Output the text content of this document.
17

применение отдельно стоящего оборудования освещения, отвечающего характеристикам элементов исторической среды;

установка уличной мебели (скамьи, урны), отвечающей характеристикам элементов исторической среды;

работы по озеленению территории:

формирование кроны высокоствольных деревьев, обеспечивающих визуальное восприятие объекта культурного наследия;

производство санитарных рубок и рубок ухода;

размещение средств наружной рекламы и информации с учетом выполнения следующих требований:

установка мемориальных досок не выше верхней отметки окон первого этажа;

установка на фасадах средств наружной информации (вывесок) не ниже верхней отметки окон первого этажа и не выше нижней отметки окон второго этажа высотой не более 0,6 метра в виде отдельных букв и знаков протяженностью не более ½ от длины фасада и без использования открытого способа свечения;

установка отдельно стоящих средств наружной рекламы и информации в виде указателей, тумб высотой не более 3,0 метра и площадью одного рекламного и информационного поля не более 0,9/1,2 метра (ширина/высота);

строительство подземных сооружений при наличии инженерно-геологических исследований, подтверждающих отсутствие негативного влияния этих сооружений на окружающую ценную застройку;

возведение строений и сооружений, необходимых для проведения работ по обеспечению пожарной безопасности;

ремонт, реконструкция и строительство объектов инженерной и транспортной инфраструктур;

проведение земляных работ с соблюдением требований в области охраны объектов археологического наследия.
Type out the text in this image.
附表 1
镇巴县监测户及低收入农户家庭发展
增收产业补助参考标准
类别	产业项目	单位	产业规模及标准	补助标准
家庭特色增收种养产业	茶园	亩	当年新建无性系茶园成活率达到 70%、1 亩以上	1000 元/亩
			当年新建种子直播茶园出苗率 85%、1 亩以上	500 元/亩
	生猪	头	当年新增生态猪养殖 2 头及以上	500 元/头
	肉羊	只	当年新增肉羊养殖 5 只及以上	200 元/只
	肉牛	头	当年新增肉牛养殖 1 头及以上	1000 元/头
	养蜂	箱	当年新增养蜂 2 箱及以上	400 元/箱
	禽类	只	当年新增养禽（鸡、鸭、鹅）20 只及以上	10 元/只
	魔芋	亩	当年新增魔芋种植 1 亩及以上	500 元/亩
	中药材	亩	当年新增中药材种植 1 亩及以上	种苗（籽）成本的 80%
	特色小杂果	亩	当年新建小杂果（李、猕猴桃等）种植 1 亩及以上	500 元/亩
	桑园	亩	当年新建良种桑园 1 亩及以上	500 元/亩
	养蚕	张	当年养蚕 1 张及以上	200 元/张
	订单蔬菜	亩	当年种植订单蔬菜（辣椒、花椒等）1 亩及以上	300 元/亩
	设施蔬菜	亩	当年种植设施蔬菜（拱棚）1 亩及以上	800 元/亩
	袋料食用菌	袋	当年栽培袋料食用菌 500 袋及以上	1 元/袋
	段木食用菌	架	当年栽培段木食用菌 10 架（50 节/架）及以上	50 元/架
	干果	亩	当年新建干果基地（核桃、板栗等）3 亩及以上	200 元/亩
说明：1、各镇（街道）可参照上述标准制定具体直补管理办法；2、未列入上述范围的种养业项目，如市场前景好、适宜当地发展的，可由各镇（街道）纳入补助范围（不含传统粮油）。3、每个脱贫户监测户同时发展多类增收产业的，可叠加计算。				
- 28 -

#####

**Your instructions**
Extract all lines containing the word "text".

**Final result**
Output the text content of this document.
Type out the text in this image.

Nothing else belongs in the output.